/---

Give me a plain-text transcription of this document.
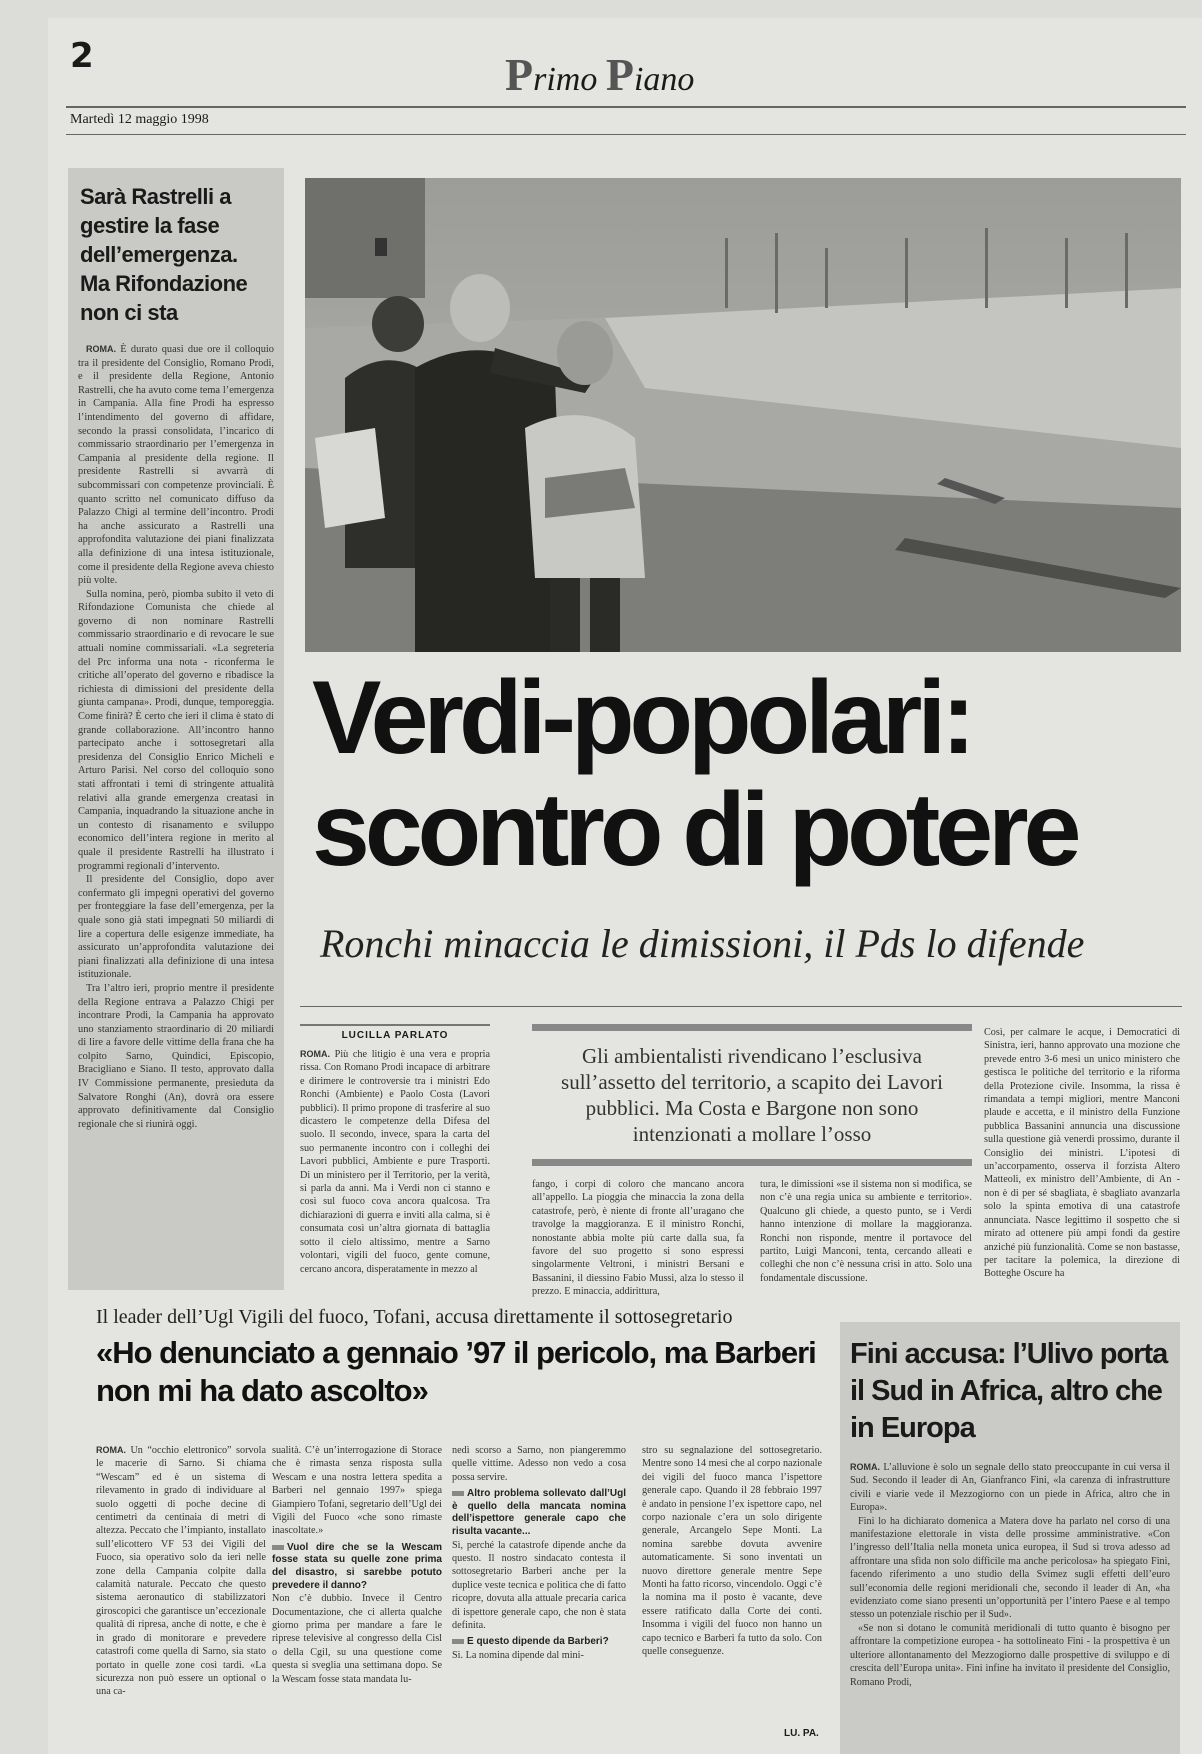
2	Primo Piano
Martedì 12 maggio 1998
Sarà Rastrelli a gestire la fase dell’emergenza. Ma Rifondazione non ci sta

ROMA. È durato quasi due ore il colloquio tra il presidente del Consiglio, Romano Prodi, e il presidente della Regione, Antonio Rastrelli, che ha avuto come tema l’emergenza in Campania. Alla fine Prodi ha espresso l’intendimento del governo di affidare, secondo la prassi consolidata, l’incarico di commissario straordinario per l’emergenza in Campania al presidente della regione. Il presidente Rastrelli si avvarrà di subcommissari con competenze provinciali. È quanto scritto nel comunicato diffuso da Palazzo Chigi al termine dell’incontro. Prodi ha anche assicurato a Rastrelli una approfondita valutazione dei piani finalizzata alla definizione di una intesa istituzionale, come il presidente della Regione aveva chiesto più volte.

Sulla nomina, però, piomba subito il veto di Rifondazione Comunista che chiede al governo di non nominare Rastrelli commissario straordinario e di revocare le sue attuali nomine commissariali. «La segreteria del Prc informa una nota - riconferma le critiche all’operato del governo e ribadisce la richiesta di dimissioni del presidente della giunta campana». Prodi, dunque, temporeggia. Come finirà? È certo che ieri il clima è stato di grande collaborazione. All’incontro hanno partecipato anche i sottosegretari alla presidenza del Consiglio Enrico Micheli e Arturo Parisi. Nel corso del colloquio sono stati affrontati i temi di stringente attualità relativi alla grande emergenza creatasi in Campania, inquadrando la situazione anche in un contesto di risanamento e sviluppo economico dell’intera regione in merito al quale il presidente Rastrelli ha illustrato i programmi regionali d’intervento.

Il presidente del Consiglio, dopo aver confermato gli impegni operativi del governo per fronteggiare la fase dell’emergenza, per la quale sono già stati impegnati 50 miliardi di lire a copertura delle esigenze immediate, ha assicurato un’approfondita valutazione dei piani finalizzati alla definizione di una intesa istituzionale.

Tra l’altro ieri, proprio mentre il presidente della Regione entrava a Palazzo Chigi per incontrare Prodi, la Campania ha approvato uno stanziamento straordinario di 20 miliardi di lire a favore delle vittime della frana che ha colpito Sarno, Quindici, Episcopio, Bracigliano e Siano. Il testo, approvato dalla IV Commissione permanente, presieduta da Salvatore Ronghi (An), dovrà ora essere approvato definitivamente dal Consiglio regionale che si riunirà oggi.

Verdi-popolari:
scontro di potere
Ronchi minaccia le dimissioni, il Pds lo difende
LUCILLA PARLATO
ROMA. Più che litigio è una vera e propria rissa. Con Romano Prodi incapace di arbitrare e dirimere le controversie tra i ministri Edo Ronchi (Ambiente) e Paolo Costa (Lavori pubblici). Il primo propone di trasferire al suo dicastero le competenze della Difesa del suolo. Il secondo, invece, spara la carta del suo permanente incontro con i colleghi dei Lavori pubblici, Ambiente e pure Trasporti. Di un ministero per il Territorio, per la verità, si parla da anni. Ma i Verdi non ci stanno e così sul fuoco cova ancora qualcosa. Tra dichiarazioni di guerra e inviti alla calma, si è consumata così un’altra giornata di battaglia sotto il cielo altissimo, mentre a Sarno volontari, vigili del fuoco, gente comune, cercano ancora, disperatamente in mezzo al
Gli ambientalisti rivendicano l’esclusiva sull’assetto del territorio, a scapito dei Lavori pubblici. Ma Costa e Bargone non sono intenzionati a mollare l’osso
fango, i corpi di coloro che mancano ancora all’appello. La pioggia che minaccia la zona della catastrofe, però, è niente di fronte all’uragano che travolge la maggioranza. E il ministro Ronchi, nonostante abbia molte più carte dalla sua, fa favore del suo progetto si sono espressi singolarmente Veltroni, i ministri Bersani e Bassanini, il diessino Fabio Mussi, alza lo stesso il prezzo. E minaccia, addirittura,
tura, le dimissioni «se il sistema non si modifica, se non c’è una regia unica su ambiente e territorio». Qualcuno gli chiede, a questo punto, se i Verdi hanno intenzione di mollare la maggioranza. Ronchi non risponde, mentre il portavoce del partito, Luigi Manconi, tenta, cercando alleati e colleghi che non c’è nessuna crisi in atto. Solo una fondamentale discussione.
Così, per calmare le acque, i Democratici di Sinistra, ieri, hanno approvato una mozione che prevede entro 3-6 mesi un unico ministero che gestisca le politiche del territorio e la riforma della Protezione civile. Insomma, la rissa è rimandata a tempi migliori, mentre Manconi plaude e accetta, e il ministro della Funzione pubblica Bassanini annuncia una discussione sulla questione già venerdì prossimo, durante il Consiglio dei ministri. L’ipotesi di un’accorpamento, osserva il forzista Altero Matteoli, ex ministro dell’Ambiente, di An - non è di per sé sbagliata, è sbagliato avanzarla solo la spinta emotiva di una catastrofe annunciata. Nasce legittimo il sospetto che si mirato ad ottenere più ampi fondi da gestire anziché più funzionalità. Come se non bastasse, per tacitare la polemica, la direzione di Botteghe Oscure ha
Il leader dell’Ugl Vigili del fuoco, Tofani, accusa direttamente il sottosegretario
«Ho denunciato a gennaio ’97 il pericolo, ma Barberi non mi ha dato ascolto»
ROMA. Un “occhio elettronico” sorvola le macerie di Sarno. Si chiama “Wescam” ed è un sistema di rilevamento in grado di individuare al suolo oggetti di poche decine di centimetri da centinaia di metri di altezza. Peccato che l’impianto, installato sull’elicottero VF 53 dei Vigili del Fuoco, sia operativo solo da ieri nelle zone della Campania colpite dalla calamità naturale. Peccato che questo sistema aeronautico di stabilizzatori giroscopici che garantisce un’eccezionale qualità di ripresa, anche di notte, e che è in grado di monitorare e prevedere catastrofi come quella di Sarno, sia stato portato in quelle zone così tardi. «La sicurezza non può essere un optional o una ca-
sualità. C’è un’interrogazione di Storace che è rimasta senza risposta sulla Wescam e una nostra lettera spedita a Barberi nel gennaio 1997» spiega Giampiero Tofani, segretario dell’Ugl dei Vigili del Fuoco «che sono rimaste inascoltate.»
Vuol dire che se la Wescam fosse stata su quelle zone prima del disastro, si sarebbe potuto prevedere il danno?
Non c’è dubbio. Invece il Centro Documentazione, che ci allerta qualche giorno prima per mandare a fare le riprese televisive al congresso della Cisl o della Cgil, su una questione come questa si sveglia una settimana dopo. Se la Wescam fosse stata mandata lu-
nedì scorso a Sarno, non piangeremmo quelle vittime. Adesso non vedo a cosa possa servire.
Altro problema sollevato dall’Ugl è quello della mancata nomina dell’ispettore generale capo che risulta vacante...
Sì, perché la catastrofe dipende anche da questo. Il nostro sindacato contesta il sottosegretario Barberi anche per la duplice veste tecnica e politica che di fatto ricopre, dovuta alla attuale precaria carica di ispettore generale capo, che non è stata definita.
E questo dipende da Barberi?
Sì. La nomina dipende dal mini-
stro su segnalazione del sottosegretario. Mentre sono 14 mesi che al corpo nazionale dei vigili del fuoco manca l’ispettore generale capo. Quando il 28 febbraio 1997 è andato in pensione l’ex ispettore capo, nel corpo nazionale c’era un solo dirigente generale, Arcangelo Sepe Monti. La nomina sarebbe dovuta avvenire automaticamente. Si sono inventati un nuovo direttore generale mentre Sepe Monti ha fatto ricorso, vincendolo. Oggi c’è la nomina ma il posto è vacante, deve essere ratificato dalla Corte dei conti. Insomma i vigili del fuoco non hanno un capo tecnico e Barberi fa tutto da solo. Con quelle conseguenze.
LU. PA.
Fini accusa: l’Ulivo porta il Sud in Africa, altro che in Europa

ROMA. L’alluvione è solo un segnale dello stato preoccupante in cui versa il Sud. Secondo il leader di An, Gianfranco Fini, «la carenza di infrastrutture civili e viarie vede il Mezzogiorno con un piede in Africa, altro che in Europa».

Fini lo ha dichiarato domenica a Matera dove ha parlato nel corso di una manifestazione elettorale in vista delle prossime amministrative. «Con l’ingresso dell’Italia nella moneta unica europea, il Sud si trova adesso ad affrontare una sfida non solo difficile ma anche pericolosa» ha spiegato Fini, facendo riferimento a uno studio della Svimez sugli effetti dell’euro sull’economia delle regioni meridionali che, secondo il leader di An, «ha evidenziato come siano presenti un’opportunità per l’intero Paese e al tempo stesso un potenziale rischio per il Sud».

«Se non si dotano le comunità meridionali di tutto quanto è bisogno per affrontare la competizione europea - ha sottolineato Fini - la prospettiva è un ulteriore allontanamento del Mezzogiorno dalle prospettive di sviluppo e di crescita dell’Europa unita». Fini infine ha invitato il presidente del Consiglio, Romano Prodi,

\---
/---

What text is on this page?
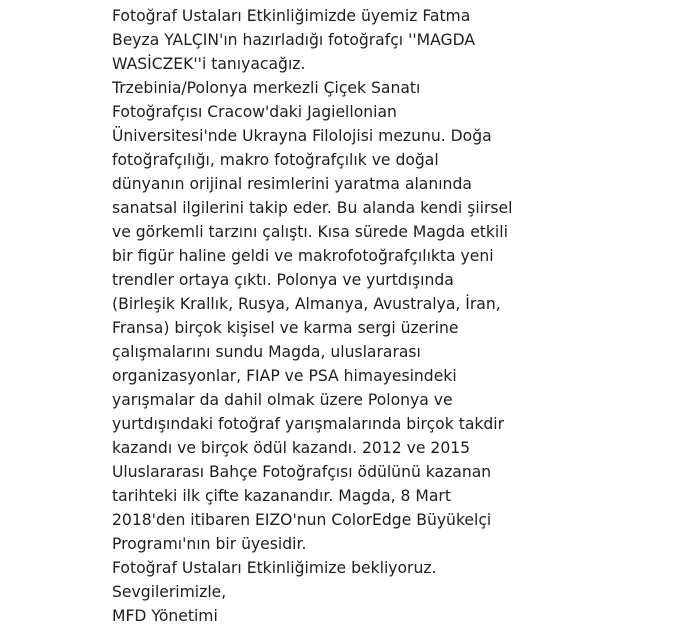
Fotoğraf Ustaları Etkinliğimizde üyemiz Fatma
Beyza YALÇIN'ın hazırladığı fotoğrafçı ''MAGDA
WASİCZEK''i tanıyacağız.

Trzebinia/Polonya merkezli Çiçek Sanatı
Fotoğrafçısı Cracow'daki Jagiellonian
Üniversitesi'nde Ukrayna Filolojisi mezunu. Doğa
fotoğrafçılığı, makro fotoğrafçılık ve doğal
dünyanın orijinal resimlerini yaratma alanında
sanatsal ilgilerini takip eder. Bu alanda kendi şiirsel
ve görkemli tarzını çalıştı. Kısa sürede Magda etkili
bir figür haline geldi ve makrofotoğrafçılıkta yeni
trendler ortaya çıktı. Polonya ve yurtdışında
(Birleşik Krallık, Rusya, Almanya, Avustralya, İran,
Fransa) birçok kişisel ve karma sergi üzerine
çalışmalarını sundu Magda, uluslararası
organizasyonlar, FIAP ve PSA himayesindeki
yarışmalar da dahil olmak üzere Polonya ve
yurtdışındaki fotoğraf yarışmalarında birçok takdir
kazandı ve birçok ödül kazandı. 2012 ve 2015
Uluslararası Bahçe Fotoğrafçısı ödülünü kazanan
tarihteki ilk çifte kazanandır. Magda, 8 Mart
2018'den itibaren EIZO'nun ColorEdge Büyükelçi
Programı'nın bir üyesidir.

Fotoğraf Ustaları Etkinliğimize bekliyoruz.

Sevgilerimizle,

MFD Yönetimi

\---

Exercise instructions: Return each line where "this" shows up.

Solution:
Give me a plain-text transcription of this document.
What text is on this page?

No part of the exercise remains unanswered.